**** Records provided ****

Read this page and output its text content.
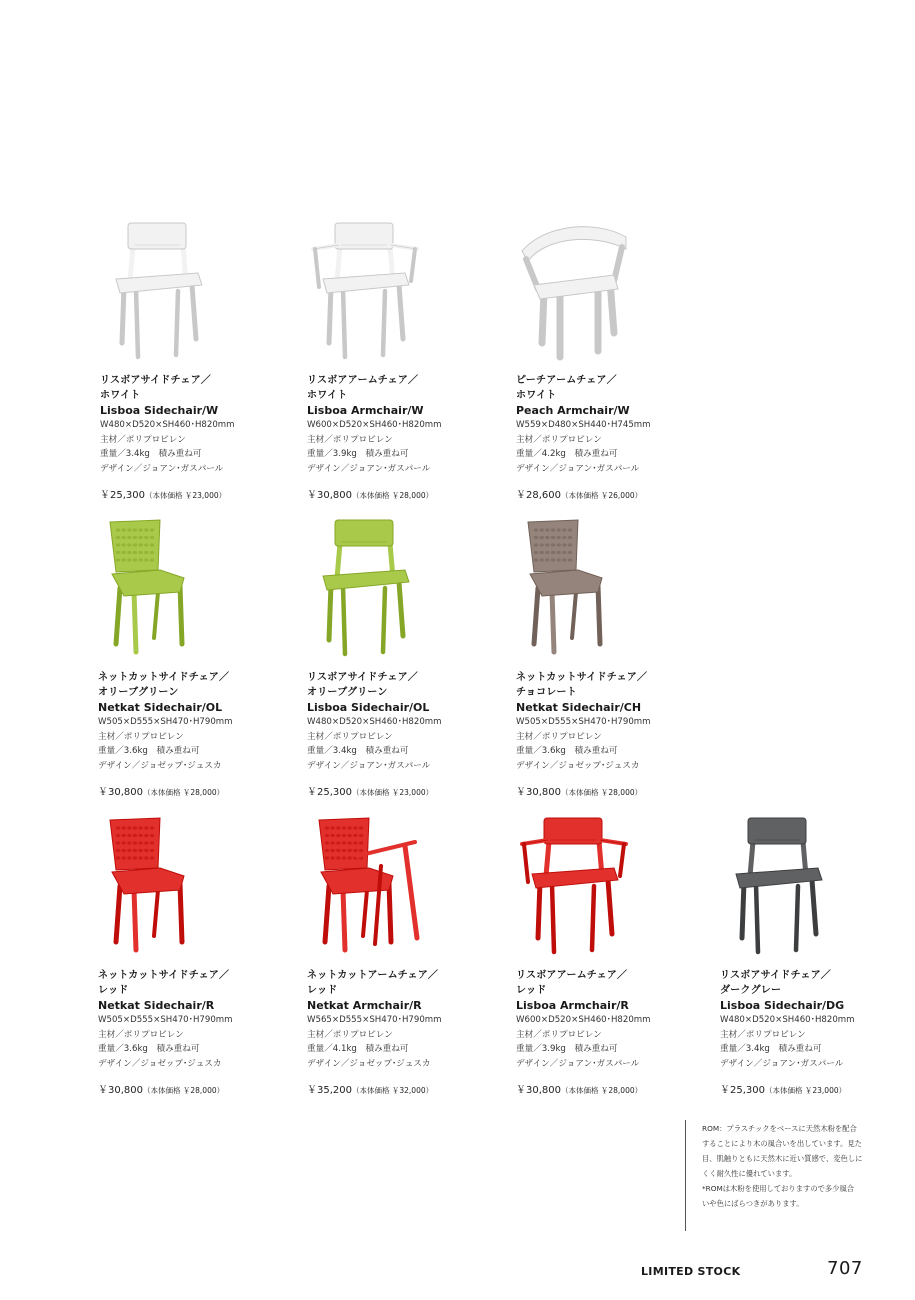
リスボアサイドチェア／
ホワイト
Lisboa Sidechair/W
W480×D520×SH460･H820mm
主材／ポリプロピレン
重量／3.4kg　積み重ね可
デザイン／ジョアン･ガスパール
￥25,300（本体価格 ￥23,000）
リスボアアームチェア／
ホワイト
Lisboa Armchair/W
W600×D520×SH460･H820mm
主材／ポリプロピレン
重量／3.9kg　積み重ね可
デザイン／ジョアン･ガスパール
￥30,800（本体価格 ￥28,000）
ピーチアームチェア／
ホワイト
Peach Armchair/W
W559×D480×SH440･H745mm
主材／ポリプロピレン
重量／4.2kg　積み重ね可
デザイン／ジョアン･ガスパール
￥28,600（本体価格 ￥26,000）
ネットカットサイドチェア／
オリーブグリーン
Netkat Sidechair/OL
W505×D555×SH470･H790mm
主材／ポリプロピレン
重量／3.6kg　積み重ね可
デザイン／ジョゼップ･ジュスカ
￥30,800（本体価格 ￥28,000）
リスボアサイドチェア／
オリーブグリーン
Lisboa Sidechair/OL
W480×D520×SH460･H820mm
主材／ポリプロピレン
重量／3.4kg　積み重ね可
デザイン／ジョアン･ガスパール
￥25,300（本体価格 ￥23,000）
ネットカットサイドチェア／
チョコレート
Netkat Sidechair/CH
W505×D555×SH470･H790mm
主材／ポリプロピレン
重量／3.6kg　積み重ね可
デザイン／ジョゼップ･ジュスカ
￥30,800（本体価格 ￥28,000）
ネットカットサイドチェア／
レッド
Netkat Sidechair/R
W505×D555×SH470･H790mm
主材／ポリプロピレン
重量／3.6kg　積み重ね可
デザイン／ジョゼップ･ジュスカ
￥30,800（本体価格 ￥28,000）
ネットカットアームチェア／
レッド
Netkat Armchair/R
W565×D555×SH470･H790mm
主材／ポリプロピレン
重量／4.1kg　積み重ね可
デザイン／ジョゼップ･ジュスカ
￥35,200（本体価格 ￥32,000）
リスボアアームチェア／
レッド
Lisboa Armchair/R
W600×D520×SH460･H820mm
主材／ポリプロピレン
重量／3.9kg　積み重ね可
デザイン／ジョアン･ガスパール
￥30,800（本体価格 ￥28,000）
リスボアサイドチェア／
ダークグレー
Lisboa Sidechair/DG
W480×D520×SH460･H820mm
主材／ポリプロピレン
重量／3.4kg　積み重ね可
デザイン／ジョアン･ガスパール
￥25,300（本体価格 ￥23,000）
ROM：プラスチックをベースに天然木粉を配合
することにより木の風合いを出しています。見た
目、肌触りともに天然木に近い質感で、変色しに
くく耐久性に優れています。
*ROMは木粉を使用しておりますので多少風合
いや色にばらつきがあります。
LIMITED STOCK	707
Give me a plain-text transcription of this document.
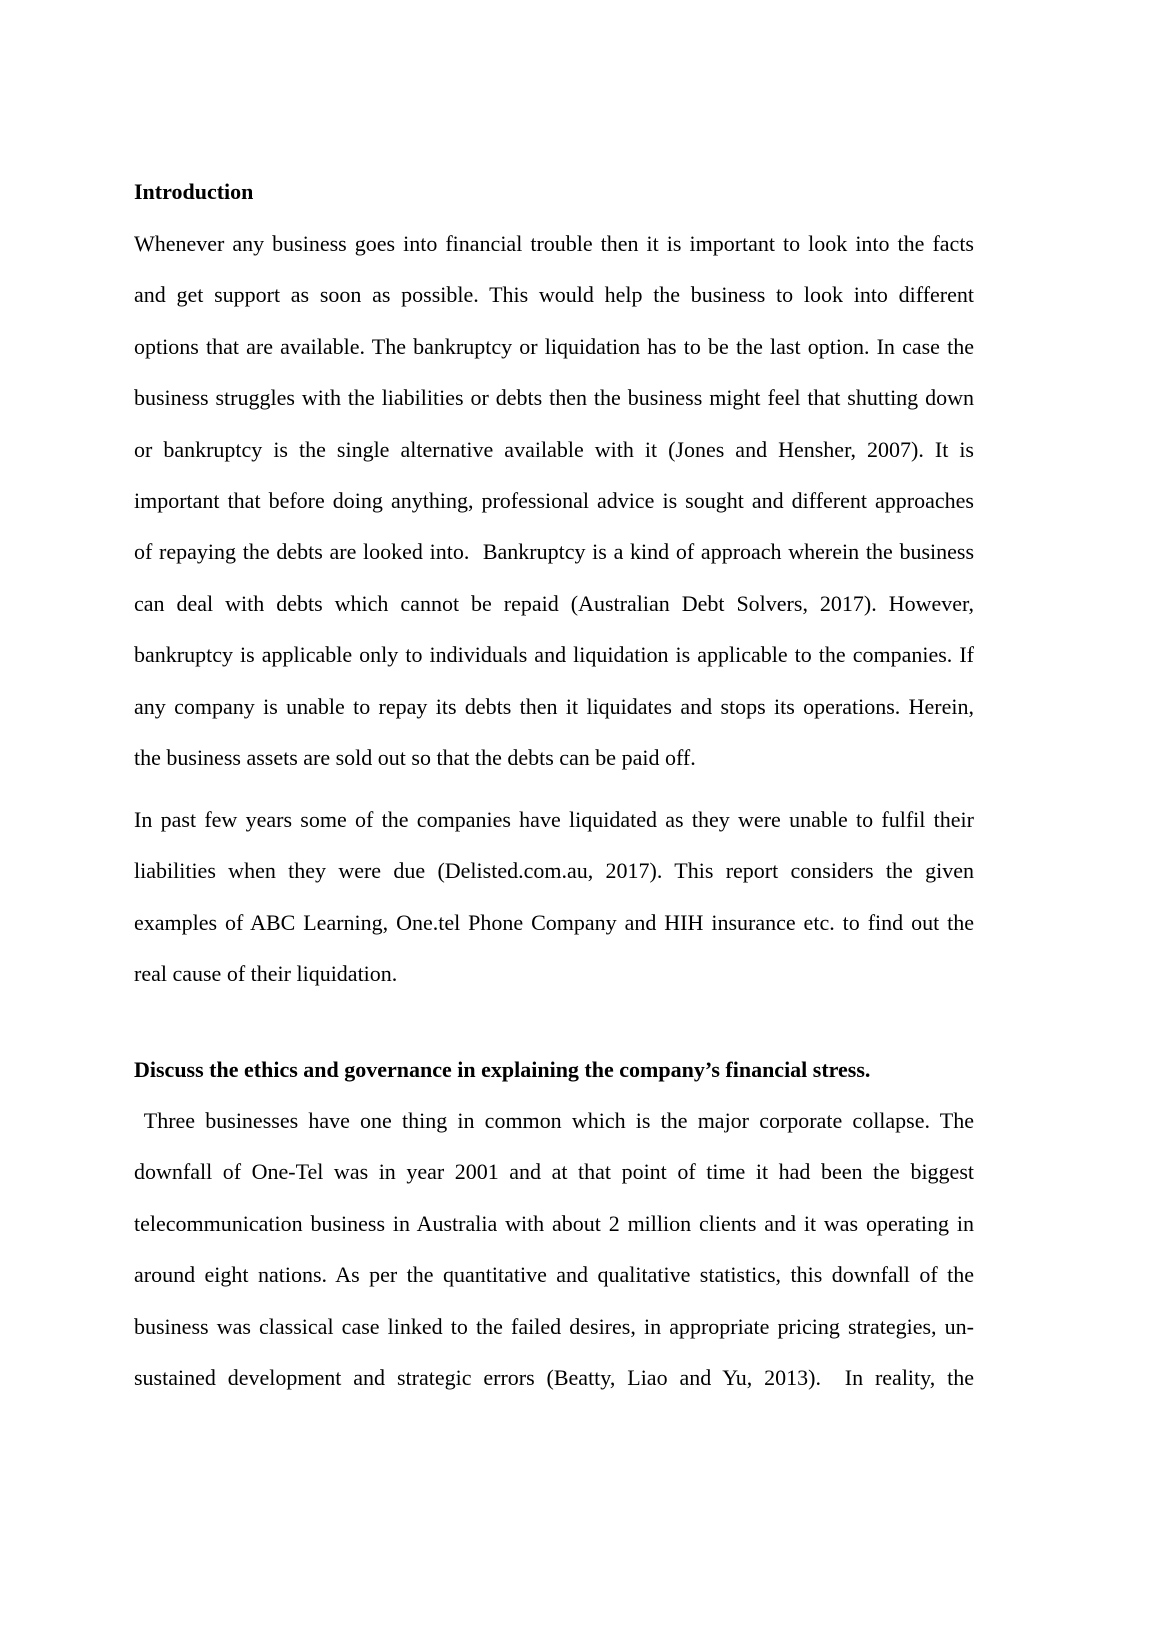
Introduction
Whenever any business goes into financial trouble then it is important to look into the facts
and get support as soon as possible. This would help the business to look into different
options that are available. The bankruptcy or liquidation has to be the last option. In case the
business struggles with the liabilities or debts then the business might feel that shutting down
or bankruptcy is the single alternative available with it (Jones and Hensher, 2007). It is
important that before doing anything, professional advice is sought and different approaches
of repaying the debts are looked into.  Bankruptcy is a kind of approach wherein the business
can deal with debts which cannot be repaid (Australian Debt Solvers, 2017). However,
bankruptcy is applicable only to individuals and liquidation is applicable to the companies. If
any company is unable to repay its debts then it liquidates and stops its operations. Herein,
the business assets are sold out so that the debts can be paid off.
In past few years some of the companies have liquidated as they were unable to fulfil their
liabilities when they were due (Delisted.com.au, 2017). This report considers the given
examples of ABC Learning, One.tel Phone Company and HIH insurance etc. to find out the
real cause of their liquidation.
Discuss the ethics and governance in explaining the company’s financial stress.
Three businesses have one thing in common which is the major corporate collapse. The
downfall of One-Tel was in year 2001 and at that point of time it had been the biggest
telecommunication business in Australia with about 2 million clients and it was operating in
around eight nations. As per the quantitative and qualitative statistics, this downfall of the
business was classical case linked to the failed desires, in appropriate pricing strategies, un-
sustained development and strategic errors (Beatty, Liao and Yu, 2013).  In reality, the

****

Every line of the data should be copied as it stands, without the images.

§ **Answer to this problem**
Read this page and output its text content.
リスボアサイドチェア／
ホワイト
Lisboa Sidechair/W
W480×D520×SH460･H820mm
主材／ポリプロピレン
重量／3.4kg　積み重ね可
デザイン／ジョアン･ガスパール
￥25,300（本体価格 ￥23,000）
リスボアアームチェア／
ホワイト
Lisboa Armchair/W
W600×D520×SH460･H820mm
主材／ポリプロピレン
重量／3.9kg　積み重ね可
デザイン／ジョアン･ガスパール
￥30,800（本体価格 ￥28,000）
ピーチアームチェア／
ホワイト
Peach Armchair/W
W559×D480×SH440･H745mm
主材／ポリプロピレン
重量／4.2kg　積み重ね可
デザイン／ジョアン･ガスパール
￥28,600（本体価格 ￥26,000）
ネットカットサイドチェア／
オリーブグリーン
Netkat Sidechair/OL
W505×D555×SH470･H790mm
主材／ポリプロピレン
重量／3.6kg　積み重ね可
デザイン／ジョゼップ･ジュスカ
￥30,800（本体価格 ￥28,000）
リスボアサイドチェア／
オリーブグリーン
Lisboa Sidechair/OL
W480×D520×SH460･H820mm
主材／ポリプロピレン
重量／3.4kg　積み重ね可
デザイン／ジョアン･ガスパール
￥25,300（本体価格 ￥23,000）
ネットカットサイドチェア／
チョコレート
Netkat Sidechair/CH
W505×D555×SH470･H790mm
主材／ポリプロピレン
重量／3.6kg　積み重ね可
デザイン／ジョゼップ･ジュスカ
￥30,800（本体価格 ￥28,000）
ネットカットサイドチェア／
レッド
Netkat Sidechair/R
W505×D555×SH470･H790mm
主材／ポリプロピレン
重量／3.6kg　積み重ね可
デザイン／ジョゼップ･ジュスカ
￥30,800（本体価格 ￥28,000）
ネットカットアームチェア／
レッド
Netkat Armchair/R
W565×D555×SH470･H790mm
主材／ポリプロピレン
重量／4.1kg　積み重ね可
デザイン／ジョゼップ･ジュスカ
￥35,200（本体価格 ￥32,000）
リスボアアームチェア／
レッド
Lisboa Armchair/R
W600×D520×SH460･H820mm
主材／ポリプロピレン
重量／3.9kg　積み重ね可
デザイン／ジョアン･ガスパール
￥30,800（本体価格 ￥28,000）
リスボアサイドチェア／
ダークグレー
Lisboa Sidechair/DG
W480×D520×SH460･H820mm
主材／ポリプロピレン
重量／3.4kg　積み重ね可
デザイン／ジョアン･ガスパール
￥25,300（本体価格 ￥23,000）
ROM：プラスチックをベースに天然木粉を配合
することにより木の風合いを出しています。見た
目、肌触りともに天然木に近い質感で、変色しに
くく耐久性に優れています。
*ROMは木粉を使用しておりますので多少風合
いや色にばらつきがあります。
LIMITED STOCK	707
Give me a plain-text transcription of this document.
Introduction
Whenever any business goes into financial trouble then it is important to look into the facts
and get support as soon as possible. This would help the business to look into different
options that are available. The bankruptcy or liquidation has to be the last option. In case the
business struggles with the liabilities or debts then the business might feel that shutting down
or bankruptcy is the single alternative available with it (Jones and Hensher, 2007). It is
important that before doing anything, professional advice is sought and different approaches
of repaying the debts are looked into.  Bankruptcy is a kind of approach wherein the business
can deal with debts which cannot be repaid (Australian Debt Solvers, 2017). However,
bankruptcy is applicable only to individuals and liquidation is applicable to the companies. If
any company is unable to repay its debts then it liquidates and stops its operations. Herein,
the business assets are sold out so that the debts can be paid off.
In past few years some of the companies have liquidated as they were unable to fulfil their
liabilities when they were due (Delisted.com.au, 2017). This report considers the given
examples of ABC Learning, One.tel Phone Company and HIH insurance etc. to find out the
real cause of their liquidation.
Discuss the ethics and governance in explaining the company’s financial stress.
Three businesses have one thing in common which is the major corporate collapse. The
downfall of One-Tel was in year 2001 and at that point of time it had been the biggest
telecommunication business in Australia with about 2 million clients and it was operating in
around eight nations. As per the quantitative and qualitative statistics, this downfall of the
business was classical case linked to the failed desires, in appropriate pricing strategies, un-
sustained development and strategic errors (Beatty, Liao and Yu, 2013).  In reality, the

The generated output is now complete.